- **What the task requires**:
Exactly repeat the line that contains "Convert this document image to plain text.", then every line after it up to and including the final line.

- **Rows**:
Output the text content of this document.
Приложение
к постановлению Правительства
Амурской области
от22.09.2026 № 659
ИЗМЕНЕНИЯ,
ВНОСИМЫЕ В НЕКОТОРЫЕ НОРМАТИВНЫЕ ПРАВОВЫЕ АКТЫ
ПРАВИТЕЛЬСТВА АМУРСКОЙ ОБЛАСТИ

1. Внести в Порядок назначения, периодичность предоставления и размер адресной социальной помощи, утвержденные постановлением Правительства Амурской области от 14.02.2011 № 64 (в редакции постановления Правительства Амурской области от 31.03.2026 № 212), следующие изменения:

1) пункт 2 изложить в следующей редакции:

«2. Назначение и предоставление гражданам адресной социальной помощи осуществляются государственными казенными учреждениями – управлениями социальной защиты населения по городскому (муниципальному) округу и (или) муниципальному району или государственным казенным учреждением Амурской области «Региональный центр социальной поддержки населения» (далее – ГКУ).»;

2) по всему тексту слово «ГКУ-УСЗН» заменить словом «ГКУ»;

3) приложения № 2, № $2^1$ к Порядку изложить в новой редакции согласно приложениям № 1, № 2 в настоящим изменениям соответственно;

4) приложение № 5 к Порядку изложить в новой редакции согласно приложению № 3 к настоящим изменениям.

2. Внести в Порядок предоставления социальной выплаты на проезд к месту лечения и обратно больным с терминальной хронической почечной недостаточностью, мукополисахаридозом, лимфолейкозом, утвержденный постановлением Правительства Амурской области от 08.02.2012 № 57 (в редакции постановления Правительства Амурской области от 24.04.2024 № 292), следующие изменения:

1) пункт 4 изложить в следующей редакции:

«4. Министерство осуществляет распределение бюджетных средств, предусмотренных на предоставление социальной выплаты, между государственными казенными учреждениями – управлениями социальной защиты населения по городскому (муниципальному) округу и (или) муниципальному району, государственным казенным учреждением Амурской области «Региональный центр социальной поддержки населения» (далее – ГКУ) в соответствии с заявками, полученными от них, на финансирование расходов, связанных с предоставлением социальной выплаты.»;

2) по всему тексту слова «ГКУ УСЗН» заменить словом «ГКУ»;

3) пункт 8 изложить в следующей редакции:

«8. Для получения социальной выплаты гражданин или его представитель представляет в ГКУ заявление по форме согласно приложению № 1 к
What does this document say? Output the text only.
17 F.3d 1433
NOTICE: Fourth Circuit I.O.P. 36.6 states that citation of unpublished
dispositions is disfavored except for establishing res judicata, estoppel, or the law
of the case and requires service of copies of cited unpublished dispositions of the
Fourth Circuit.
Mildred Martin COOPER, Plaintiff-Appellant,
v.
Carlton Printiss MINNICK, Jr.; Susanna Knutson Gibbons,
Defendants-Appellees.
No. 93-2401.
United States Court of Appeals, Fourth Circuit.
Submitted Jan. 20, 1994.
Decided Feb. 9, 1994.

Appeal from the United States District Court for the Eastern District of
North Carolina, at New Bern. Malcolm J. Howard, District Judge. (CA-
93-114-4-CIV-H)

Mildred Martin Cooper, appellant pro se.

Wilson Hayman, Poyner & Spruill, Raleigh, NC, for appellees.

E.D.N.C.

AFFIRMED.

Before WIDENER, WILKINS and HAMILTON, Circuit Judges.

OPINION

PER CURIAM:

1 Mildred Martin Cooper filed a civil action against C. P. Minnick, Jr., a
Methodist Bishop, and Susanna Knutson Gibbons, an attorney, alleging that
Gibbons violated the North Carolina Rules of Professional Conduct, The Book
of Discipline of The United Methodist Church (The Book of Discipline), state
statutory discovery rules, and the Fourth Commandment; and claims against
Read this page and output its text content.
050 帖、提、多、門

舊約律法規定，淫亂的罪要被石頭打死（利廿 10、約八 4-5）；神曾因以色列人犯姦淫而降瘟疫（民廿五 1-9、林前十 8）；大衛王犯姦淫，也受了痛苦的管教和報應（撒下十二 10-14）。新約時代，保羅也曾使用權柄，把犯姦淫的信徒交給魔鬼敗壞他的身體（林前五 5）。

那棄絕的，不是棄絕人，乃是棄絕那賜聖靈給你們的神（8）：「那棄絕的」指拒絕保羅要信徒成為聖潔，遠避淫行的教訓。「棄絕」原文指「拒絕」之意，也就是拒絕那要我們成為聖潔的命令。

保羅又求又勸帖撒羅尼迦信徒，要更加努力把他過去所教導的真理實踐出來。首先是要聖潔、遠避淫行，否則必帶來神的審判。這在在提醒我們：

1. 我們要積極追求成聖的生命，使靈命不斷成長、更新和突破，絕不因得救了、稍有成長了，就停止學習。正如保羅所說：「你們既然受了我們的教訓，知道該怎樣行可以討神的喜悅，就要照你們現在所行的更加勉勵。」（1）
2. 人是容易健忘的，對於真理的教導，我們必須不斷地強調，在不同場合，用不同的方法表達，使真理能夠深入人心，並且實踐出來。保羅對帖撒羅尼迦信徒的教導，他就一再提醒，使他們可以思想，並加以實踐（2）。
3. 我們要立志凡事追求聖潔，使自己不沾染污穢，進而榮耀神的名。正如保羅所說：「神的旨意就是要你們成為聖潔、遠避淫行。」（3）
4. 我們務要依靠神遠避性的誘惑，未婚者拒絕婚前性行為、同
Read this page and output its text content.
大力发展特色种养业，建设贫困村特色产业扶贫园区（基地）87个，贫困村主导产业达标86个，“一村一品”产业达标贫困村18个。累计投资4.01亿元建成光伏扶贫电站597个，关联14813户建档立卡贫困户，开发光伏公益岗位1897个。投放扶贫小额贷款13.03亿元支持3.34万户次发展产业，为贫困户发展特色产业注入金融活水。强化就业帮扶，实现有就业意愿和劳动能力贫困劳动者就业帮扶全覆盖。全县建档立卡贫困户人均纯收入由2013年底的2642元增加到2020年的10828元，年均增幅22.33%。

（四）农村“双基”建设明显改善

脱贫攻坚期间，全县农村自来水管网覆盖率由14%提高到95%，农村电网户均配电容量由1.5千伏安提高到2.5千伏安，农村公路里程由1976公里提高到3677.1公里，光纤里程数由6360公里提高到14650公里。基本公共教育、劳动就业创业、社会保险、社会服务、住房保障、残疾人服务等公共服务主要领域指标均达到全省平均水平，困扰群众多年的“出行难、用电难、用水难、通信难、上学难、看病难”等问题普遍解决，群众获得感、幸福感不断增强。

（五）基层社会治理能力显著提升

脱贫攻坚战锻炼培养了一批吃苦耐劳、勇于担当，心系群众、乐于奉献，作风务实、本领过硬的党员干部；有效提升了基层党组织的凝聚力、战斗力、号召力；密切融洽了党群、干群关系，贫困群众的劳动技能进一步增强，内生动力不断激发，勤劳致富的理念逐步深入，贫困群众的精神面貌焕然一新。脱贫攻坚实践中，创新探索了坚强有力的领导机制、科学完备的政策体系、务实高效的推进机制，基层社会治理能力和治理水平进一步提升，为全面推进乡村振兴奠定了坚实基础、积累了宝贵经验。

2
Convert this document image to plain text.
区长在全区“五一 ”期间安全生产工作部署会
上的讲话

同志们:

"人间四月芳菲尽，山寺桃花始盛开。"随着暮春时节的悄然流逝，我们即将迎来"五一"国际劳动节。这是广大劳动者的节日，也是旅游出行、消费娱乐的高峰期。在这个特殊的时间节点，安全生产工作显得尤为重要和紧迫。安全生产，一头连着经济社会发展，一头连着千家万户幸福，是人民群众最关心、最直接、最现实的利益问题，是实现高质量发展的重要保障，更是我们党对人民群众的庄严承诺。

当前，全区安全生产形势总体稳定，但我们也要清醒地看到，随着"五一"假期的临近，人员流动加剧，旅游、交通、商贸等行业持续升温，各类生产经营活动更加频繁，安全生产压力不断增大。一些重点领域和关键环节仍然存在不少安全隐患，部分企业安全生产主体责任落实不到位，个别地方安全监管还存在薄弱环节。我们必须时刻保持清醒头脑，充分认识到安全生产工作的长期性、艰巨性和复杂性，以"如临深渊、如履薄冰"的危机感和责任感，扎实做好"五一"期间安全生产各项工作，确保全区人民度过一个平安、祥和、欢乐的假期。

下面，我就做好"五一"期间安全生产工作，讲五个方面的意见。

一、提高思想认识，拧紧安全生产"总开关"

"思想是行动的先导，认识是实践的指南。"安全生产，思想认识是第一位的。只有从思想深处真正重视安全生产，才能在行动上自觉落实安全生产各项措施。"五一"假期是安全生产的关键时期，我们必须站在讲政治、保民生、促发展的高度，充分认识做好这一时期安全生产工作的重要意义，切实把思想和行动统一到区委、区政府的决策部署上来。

- **Full response**:
Convert this document image to plain text.
区长在全区“五一 ”期间安全生产工作部署会
上的讲话

同志们:

"人间四月芳菲尽，山寺桃花始盛开。"随着暮春时节的悄然流逝，我们即将迎来"五一"国际劳动节。这是广大劳动者的节日，也是旅游出行、消费娱乐的高峰期。在这个特殊的时间节点，安全生产工作显得尤为重要和紧迫。安全生产，一头连着经济社会发展，一头连着千家万户幸福，是人民群众最关心、最直接、最现实的利益问题，是实现高质量发展的重要保障，更是我们党对人民群众的庄严承诺。

当前，全区安全生产形势总体稳定，但我们也要清醒地看到，随着"五一"假期的临近，人员流动加剧，旅游、交通、商贸等行业持续升温，各类生产经营活动更加频繁，安全生产压力不断增大。一些重点领域和关键环节仍然存在不少安全隐患，部分企业安全生产主体责任落实不到位，个别地方安全监管还存在薄弱环节。我们必须时刻保持清醒头脑，充分认识到安全生产工作的长期性、艰巨性和复杂性，以"如临深渊、如履薄冰"的危机感和责任感，扎实做好"五一"期间安全生产各项工作，确保全区人民度过一个平安、祥和、欢乐的假期。

下面，我就做好"五一"期间安全生产工作，讲五个方面的意见。

一、提高思想认识，拧紧安全生产"总开关"

"思想是行动的先导，认识是实践的指南。"安全生产，思想认识是第一位的。只有从思想深处真正重视安全生产，才能在行动上自觉落实安全生产各项措施。"五一"假期是安全生产的关键时期，我们必须站在讲政治、保民生、促发展的高度，充分认识做好这一时期安全生产工作的重要意义，切实把思想和行动统一到区委、区政府的决策部署上来。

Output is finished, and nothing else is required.